▶ [Problem to work on]: Repeat all of the records verbatim.
─── Material provided
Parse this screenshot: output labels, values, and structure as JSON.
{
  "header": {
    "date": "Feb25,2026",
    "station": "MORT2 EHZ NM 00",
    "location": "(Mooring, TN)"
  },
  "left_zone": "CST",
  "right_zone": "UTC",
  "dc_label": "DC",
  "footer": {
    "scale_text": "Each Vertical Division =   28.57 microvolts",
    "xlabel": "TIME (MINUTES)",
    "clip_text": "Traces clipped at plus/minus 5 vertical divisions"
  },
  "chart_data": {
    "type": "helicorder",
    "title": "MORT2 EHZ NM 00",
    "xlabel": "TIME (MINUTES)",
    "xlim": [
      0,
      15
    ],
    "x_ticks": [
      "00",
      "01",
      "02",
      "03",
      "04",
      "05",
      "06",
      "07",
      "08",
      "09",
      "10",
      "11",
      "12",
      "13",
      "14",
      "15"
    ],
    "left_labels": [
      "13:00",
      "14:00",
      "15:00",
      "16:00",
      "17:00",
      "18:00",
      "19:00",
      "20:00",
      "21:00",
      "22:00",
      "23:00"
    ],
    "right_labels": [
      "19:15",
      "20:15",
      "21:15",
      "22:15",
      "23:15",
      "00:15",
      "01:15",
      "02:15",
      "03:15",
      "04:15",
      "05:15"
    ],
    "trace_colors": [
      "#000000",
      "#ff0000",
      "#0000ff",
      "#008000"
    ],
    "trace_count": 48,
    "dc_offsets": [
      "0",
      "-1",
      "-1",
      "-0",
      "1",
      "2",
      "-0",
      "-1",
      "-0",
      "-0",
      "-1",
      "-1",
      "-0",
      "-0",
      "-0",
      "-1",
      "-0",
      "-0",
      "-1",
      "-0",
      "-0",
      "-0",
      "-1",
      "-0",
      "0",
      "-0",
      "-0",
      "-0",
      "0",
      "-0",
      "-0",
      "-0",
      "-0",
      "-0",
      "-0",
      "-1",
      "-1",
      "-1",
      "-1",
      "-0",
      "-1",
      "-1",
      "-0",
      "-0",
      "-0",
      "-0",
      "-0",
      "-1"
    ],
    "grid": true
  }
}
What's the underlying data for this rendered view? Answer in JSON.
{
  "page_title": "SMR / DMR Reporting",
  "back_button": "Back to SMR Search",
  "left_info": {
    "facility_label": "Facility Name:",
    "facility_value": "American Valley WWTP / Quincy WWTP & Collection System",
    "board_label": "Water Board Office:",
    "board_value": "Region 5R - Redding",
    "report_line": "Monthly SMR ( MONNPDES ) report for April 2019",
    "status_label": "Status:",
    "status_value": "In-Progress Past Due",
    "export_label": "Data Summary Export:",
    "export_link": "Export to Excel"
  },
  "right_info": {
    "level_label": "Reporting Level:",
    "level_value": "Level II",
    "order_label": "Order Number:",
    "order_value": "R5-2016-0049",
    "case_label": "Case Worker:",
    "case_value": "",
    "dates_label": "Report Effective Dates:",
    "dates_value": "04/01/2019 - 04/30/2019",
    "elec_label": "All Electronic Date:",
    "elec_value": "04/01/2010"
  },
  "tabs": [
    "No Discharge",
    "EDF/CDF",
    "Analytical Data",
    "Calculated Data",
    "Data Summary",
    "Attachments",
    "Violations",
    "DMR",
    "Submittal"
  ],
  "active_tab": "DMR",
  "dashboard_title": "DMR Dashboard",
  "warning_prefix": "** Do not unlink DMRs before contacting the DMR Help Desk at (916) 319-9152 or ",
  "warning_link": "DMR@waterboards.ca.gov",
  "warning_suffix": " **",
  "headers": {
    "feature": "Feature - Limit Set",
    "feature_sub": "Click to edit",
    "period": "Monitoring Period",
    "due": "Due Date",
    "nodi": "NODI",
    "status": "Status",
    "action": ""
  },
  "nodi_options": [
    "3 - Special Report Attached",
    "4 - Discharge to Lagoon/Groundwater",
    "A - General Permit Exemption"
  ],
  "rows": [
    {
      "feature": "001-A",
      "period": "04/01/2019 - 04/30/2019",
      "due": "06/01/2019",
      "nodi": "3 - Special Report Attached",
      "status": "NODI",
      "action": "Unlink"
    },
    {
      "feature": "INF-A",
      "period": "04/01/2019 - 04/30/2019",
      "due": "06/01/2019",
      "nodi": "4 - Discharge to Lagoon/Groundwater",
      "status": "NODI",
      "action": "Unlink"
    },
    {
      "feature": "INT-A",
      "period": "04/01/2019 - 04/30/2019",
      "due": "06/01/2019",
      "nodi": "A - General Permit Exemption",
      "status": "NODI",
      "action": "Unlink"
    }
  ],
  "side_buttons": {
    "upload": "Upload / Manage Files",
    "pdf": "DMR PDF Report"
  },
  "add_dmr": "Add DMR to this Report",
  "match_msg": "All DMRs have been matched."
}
──────
▶ [Finished answer]:
Parse this screenshot: output labels, values, and structure as JSON.
{
  "header": {
    "date": "Feb25,2026",
    "station": "MORT2 EHZ NM 00",
    "location": "(Mooring, TN)"
  },
  "left_zone": "CST",
  "right_zone": "UTC",
  "dc_label": "DC",
  "footer": {
    "scale_text": "Each Vertical Division =   28.57 microvolts",
    "xlabel": "TIME (MINUTES)",
    "clip_text": "Traces clipped at plus/minus 5 vertical divisions"
  },
  "chart_data": {
    "type": "helicorder",
    "title": "MORT2 EHZ NM 00",
    "xlabel": "TIME (MINUTES)",
    "xlim": [
      0,
      15
    ],
    "x_ticks": [
      "00",
      "01",
      "02",
      "03",
      "04",
      "05",
      "06",
      "07",
      "08",
      "09",
      "10",
      "11",
      "12",
      "13",
      "14",
      "15"
    ],
    "left_labels": [
      "13:00",
      "14:00",
      "15:00",
      "16:00",
      "17:00",
      "18:00",
      "19:00",
      "20:00",
      "21:00",
      "22:00",
      "23:00"
    ],
    "right_labels": [
      "19:15",
      "20:15",
      "21:15",
      "22:15",
      "23:15",
      "00:15",
      "01:15",
      "02:15",
      "03:15",
      "04:15",
      "05:15"
    ],
    "trace_colors": [
      "#000000",
      "#ff0000",
      "#0000ff",
      "#008000"
    ],
    "trace_count": 48,
    "dc_offsets": [
      "0",
      "-1",
      "-1",
      "-0",
      "1",
      "2",
      "-0",
      "-1",
      "-0",
      "-0",
      "-1",
      "-1",
      "-0",
      "-0",
      "-0",
      "-1",
      "-0",
      "-0",
      "-1",
      "-0",
      "-0",
      "-0",
      "-1",
      "-0",
      "0",
      "-0",
      "-0",
      "-0",
      "0",
      "-0",
      "-0",
      "-0",
      "-0",
      "-0",
      "-0",
      "-1",
      "-1",
      "-1",
      "-1",
      "-0",
      "-1",
      "-1",
      "-0",
      "-0",
      "-0",
      "-0",
      "-0",
      "-1"
    ],
    "grid": true
  }
}
What's the underlying data for this rendered view? Answer in JSON.
{
  "page_title": "SMR / DMR Reporting",
  "back_button": "Back to SMR Search",
  "left_info": {
    "facility_label": "Facility Name:",
    "facility_value": "American Valley WWTP / Quincy WWTP & Collection System",
    "board_label": "Water Board Office:",
    "board_value": "Region 5R - Redding",
    "report_line": "Monthly SMR ( MONNPDES ) report for April 2019",
    "status_label": "Status:",
    "status_value": "In-Progress Past Due",
    "export_label": "Data Summary Export:",
    "export_link": "Export to Excel"
  },
  "right_info": {
    "level_label": "Reporting Level:",
    "level_value": "Level II",
    "order_label": "Order Number:",
    "order_value": "R5-2016-0049",
    "case_label": "Case Worker:",
    "case_value": "",
    "dates_label": "Report Effective Dates:",
    "dates_value": "04/01/2019 - 04/30/2019",
    "elec_label": "All Electronic Date:",
    "elec_value": "04/01/2010"
  },
  "tabs": [
    "No Discharge",
    "EDF/CDF",
    "Analytical Data",
    "Calculated Data",
    "Data Summary",
    "Attachments",
    "Violations",
    "DMR",
    "Submittal"
  ],
  "active_tab": "DMR",
  "dashboard_title": "DMR Dashboard",
  "warning_prefix": "** Do not unlink DMRs before contacting the DMR Help Desk at (916) 319-9152 or ",
  "warning_link": "DMR@waterboards.ca.gov",
  "warning_suffix": " **",
  "headers": {
    "feature": "Feature - Limit Set",
    "feature_sub": "Click to edit",
    "period": "Monitoring Period",
    "due": "Due Date",
    "nodi": "NODI",
    "status": "Status",
    "action": ""
  },
  "nodi_options": [
    "3 - Special Report Attached",
    "4 - Discharge to Lagoon/Groundwater",
    "A - General Permit Exemption"
  ],
  "rows": [
    {
      "feature": "001-A",
      "period": "04/01/2019 - 04/30/2019",
      "due": "06/01/2019",
      "nodi": "3 - Special Report Attached",
      "status": "NODI",
      "action": "Unlink"
    },
    {
      "feature": "INF-A",
      "period": "04/01/2019 - 04/30/2019",
      "due": "06/01/2019",
      "nodi": "4 - Discharge to Lagoon/Groundwater",
      "status": "NODI",
      "action": "Unlink"
    },
    {
      "feature": "INT-A",
      "period": "04/01/2019 - 04/30/2019",
      "due": "06/01/2019",
      "nodi": "A - General Permit Exemption",
      "status": "NODI",
      "action": "Unlink"
    }
  ],
  "side_buttons": {
    "upload": "Upload / Manage Files",
    "pdf": "DMR PDF Report"
  },
  "add_dmr": "Add DMR to this Report",
  "match_msg": "All DMRs have been matched."
}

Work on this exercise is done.